_Zu lösende Aufgaben_
#1 Welche Kaution wurde laut dem Text über die Gewerbemiete bei Mietbeginn hinterlegt, und in welcher Form?
#2 Erkläre in höchstens drei Sätzen, warum der Mietvertrag laut dem Text über die Gewerbemiete 2005 gekündigt wurde.
#3 Führe den Text über die gekündigte Gewerbemiete nach seinem letzten Satz weiter.

_Quelle_

☆ ☆ ☆ ☆ ☆

Seit 1998 bin ich Mieter einer Gewerbemieteinheit im Hinterhof eines Mehrfamilienhauses (Lagerfläche + Büro). Bei Mietbeginn habe ich 6.600 DM Kaution als Postsparbuch hinterlegt. Weil mir die Miete nicht mehr angemessen erschien habe ich 2005 den Mietvertrag gekündigt, bin dann aber doch nicht ausgezogen, sondern habe die Miete (ohne das mit dem Vermieter schriftlich zu vereinbaren) seitdem um die Hälfte gekürzt und habe die Flächen weiter genutzt, ohne dass der Vermieter etwas dagegen unternommen hätte, er hat die Fortsetzung des eigentlich gekündigten Mietverhälnisses zu den neuen Mietkonditionen quasi stillschweigend geduldet. (wie gesagt, schriftlich gibt es, außer meiner Kündigung, darüber nichts). In 2009 wurde die Immobilie verkauft. Auch der neue Eigentümer hat sich zu der geminderten Miete, oder zu der Tatsache, dass ich ja eigentlich schon vor langer Zeit gekündigt habe ohne ausgezogen zu sein bisher nicht geäußert.

☆ ☆ ☆ ☆ ☆

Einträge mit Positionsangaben
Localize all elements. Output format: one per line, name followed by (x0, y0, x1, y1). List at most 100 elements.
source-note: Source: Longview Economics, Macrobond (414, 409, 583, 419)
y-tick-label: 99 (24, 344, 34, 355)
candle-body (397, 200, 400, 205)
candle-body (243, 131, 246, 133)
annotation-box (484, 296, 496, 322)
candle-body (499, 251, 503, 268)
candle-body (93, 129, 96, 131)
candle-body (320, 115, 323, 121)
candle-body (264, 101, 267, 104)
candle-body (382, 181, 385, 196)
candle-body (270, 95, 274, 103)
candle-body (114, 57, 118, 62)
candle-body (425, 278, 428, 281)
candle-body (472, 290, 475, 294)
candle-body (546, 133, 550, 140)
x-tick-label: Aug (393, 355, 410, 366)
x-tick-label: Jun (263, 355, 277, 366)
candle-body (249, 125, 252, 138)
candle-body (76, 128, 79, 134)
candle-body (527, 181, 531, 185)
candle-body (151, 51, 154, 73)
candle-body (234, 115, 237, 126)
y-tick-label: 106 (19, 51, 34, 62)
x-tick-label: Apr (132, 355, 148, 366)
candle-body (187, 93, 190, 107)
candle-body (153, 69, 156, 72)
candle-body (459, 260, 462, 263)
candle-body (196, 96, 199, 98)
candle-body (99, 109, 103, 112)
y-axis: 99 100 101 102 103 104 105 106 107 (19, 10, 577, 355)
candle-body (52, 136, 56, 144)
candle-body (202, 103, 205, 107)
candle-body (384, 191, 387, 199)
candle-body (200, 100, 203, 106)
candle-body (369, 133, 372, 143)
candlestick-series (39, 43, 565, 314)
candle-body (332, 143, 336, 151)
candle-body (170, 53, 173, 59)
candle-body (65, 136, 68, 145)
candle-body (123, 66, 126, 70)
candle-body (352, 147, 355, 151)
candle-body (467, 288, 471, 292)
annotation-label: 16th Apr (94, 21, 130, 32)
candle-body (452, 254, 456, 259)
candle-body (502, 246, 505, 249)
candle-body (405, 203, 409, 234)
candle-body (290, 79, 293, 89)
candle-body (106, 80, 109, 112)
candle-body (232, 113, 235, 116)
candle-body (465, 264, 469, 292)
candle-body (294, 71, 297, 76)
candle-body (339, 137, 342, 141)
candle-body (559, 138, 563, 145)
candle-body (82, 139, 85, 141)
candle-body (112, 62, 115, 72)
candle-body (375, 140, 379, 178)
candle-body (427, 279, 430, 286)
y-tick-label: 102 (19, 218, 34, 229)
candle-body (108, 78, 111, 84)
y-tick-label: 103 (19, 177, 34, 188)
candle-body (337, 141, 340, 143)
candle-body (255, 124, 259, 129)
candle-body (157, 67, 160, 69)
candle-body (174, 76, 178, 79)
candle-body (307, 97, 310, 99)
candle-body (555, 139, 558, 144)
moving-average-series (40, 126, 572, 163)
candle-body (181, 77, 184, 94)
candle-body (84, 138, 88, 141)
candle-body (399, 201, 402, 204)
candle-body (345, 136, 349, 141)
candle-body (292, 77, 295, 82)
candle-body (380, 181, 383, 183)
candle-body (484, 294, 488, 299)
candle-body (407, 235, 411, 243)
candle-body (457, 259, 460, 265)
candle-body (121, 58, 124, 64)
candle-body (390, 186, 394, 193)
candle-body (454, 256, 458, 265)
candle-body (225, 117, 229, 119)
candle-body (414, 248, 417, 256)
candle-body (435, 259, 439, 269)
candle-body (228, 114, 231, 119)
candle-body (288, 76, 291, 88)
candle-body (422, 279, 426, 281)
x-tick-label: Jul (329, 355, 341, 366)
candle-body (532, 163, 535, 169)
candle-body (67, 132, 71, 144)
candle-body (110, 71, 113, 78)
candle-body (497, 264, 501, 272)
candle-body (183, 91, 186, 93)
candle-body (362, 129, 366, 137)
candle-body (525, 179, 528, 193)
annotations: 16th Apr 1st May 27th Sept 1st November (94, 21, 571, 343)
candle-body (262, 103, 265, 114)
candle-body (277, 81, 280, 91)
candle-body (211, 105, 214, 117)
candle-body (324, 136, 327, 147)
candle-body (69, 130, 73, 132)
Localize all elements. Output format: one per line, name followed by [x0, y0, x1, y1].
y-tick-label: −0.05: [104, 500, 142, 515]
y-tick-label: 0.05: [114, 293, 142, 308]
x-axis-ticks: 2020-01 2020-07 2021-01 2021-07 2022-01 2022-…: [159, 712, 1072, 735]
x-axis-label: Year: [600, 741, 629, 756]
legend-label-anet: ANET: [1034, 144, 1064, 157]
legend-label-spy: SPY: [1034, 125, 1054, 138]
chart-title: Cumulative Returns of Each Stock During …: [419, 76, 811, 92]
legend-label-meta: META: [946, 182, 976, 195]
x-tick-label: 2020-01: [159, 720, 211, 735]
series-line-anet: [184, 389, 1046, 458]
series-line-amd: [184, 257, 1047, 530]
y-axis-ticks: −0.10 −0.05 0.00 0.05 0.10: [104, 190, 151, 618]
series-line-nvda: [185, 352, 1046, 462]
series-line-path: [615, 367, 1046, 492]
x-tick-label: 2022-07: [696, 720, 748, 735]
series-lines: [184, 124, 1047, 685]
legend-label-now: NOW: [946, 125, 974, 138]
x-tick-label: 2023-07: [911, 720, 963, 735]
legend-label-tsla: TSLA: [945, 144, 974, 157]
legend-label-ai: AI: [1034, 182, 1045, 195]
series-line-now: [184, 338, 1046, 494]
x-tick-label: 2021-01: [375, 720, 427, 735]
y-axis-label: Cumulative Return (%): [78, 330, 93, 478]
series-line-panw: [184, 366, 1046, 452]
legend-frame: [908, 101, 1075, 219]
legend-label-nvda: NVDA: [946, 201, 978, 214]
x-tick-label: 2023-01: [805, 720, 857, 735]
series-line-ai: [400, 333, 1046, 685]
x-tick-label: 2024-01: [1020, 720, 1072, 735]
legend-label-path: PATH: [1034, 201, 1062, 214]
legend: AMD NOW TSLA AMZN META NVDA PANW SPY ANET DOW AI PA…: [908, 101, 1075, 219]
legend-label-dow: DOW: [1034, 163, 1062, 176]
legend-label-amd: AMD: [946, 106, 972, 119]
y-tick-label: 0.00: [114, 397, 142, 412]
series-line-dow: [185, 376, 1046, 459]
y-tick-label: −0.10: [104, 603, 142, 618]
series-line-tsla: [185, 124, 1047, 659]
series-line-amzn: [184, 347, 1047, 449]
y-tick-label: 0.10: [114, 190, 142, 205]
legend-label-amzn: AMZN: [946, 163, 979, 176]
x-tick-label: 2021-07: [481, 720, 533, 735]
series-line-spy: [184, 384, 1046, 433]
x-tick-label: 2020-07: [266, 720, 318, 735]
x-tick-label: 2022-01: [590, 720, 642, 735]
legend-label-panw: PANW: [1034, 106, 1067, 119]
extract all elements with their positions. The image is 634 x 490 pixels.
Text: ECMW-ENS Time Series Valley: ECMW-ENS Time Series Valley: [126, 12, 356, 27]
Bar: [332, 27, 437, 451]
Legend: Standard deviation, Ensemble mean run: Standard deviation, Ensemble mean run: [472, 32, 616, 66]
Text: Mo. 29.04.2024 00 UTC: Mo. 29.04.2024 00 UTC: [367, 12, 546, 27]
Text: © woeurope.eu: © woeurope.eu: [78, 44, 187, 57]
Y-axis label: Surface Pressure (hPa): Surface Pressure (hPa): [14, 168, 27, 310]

☆ ☆ ☆ ☆ ☆

_Ergebnisse in Reihenfolge_
#1 6.600 DM als Postsparbuch.

#2 Der Mietvertrag wurde 2005 gekündigt, weil dem Mieter die Miete nicht mehr angemessen erschien.

#3
Da ich mittlerweile wegen wirtschaftlicher Schwierigkeiten die Absicht habe den Betrieb aufzugeben habe ich seit zwei Monaten die Mietzahlungen jetzt ganz eingestellt, möchte aber vom Vermieter das Postsparbuch mit der Kaution zurückhaben.
Der (neue) Vermieter teilt mir jetzt mit ich soll die Mietfläche zum nächsten ersten räumen, da ich sowieso wegen meiner damaligen Kündigung keinen gültigen Vertrag hätte und falls sich herausstellen sollte, dass trotz meiner Kündigung doch das alte Mietvertragsverhältiss weiterbestünde würde er mir jetzt vorsorglich fristlos kündigen weil das laut dem alten Vertrag möglich ist, sobald zwei Monate Mietzahlungen ausbleiben (das stimmt, es steht so im Vertag). Außerdem macht er auf sein Vermieterpfandrecht aufmerksam. Von der Kaution schreibt er nichts, aber ich vermute, er will die mit meinen Mietkürzungen, oder wegen unterlassener Instandhaltungsmaßnahmen meinerseits verrechnen, so daß ich keine Kaution mehr bekomme.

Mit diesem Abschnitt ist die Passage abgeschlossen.